• **TASK TO COMPLETE**:
Give the data below again exactly as written, without its pictures.
========
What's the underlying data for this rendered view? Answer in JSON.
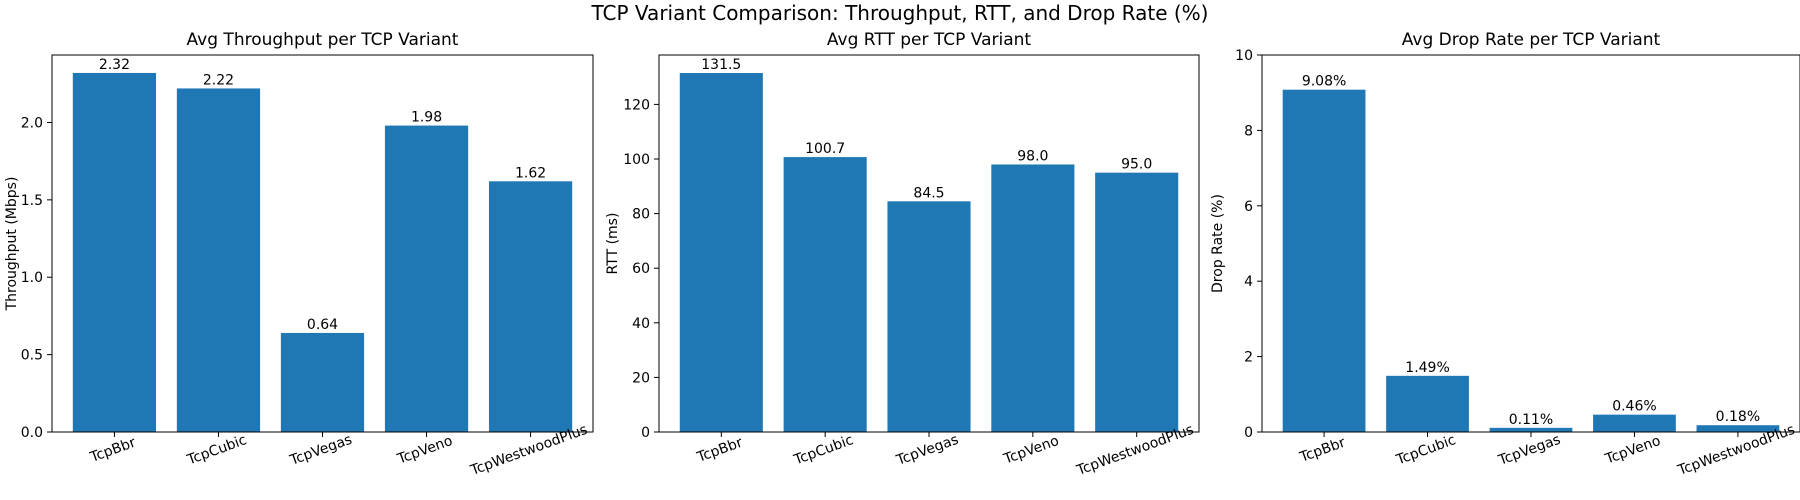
{
  "figure": {
    "suptitle": "TCP Variant Comparison: Throughput, RTT, and Drop Rate (%)"
  },
  "chart_data": [
    {
      "type": "bar",
      "title": "Avg Throughput per TCP Variant",
      "xlabel": "",
      "ylabel": "Throughput (Mbps)",
      "categories": [
        "TcpBbr",
        "TcpCubic",
        "TcpVegas",
        "TcpVeno",
        "TcpWestwoodPlus"
      ],
      "values": [
        2.32,
        2.22,
        0.64,
        1.98,
        1.62
      ],
      "value_labels": [
        "2.32",
        "2.22",
        "0.64",
        "1.98",
        "1.62"
      ],
      "ylim": [
        0,
        2.436
      ],
      "yticks": [
        0.0,
        0.5,
        1.0,
        1.5,
        2.0
      ],
      "ytick_labels": [
        "0.0",
        "0.5",
        "1.0",
        "1.5",
        "2.0"
      ],
      "bar_color": "#1f77b4",
      "grid": false,
      "legend": false
    },
    {
      "type": "bar",
      "title": "Avg RTT per TCP Variant",
      "xlabel": "",
      "ylabel": "RTT (ms)",
      "categories": [
        "TcpBbr",
        "TcpCubic",
        "TcpVegas",
        "TcpVeno",
        "TcpWestwoodPlus"
      ],
      "values": [
        131.5,
        100.7,
        84.5,
        98.0,
        95.0
      ],
      "value_labels": [
        "131.5",
        "100.7",
        "84.5",
        "98.0",
        "95.0"
      ],
      "ylim": [
        0,
        138.1
      ],
      "yticks": [
        0,
        20,
        40,
        60,
        80,
        100,
        120
      ],
      "ytick_labels": [
        "0",
        "20",
        "40",
        "60",
        "80",
        "100",
        "120"
      ],
      "bar_color": "#1f77b4",
      "grid": false,
      "legend": false
    },
    {
      "type": "bar",
      "title": "Avg Drop Rate per TCP Variant",
      "xlabel": "",
      "ylabel": "Drop Rate (%)",
      "categories": [
        "TcpBbr",
        "TcpCubic",
        "TcpVegas",
        "TcpVeno",
        "TcpWestwoodPlus"
      ],
      "values": [
        9.08,
        1.49,
        0.11,
        0.46,
        0.18
      ],
      "value_labels": [
        "9.08%",
        "1.49%",
        "0.11%",
        "0.46%",
        "0.18%"
      ],
      "ylim": [
        0,
        10.0
      ],
      "yticks": [
        0,
        2,
        4,
        6,
        8,
        10
      ],
      "ytick_labels": [
        "0",
        "2",
        "4",
        "6",
        "8",
        "10"
      ],
      "bar_color": "#1f77b4",
      "grid": false,
      "legend": false
    }
  ]
}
========
• **TASK OUTPUT**:
What's the underlying data for this rendered view? Answer in JSON.
{
  "figure": {
    "suptitle": "TCP Variant Comparison: Throughput, RTT, and Drop Rate (%)"
  },
  "chart_data": [
    {
      "type": "bar",
      "title": "Avg Throughput per TCP Variant",
      "xlabel": "",
      "ylabel": "Throughput (Mbps)",
      "categories": [
        "TcpBbr",
        "TcpCubic",
        "TcpVegas",
        "TcpVeno",
        "TcpWestwoodPlus"
      ],
      "values": [
        2.32,
        2.22,
        0.64,
        1.98,
        1.62
      ],
      "value_labels": [
        "2.32",
        "2.22",
        "0.64",
        "1.98",
        "1.62"
      ],
      "ylim": [
        0,
        2.436
      ],
      "yticks": [
        0.0,
        0.5,
        1.0,
        1.5,
        2.0
      ],
      "ytick_labels": [
        "0.0",
        "0.5",
        "1.0",
        "1.5",
        "2.0"
      ],
      "bar_color": "#1f77b4",
      "grid": false,
      "legend": false
    },
    {
      "type": "bar",
      "title": "Avg RTT per TCP Variant",
      "xlabel": "",
      "ylabel": "RTT (ms)",
      "categories": [
        "TcpBbr",
        "TcpCubic",
        "TcpVegas",
        "TcpVeno",
        "TcpWestwoodPlus"
      ],
      "values": [
        131.5,
        100.7,
        84.5,
        98.0,
        95.0
      ],
      "value_labels": [
        "131.5",
        "100.7",
        "84.5",
        "98.0",
        "95.0"
      ],
      "ylim": [
        0,
        138.1
      ],
      "yticks": [
        0,
        20,
        40,
        60,
        80,
        100,
        120
      ],
      "ytick_labels": [
        "0",
        "20",
        "40",
        "60",
        "80",
        "100",
        "120"
      ],
      "bar_color": "#1f77b4",
      "grid": false,
      "legend": false
    },
    {
      "type": "bar",
      "title": "Avg Drop Rate per TCP Variant",
      "xlabel": "",
      "ylabel": "Drop Rate (%)",
      "categories": [
        "TcpBbr",
        "TcpCubic",
        "TcpVegas",
        "TcpVeno",
        "TcpWestwoodPlus"
      ],
      "values": [
        9.08,
        1.49,
        0.11,
        0.46,
        0.18
      ],
      "value_labels": [
        "9.08%",
        "1.49%",
        "0.11%",
        "0.46%",
        "0.18%"
      ],
      "ylim": [
        0,
        10.0
      ],
      "yticks": [
        0,
        2,
        4,
        6,
        8,
        10
      ],
      "ytick_labels": [
        "0",
        "2",
        "4",
        "6",
        "8",
        "10"
      ],
      "bar_color": "#1f77b4",
      "grid": false,
      "legend": false
    }
  ]
}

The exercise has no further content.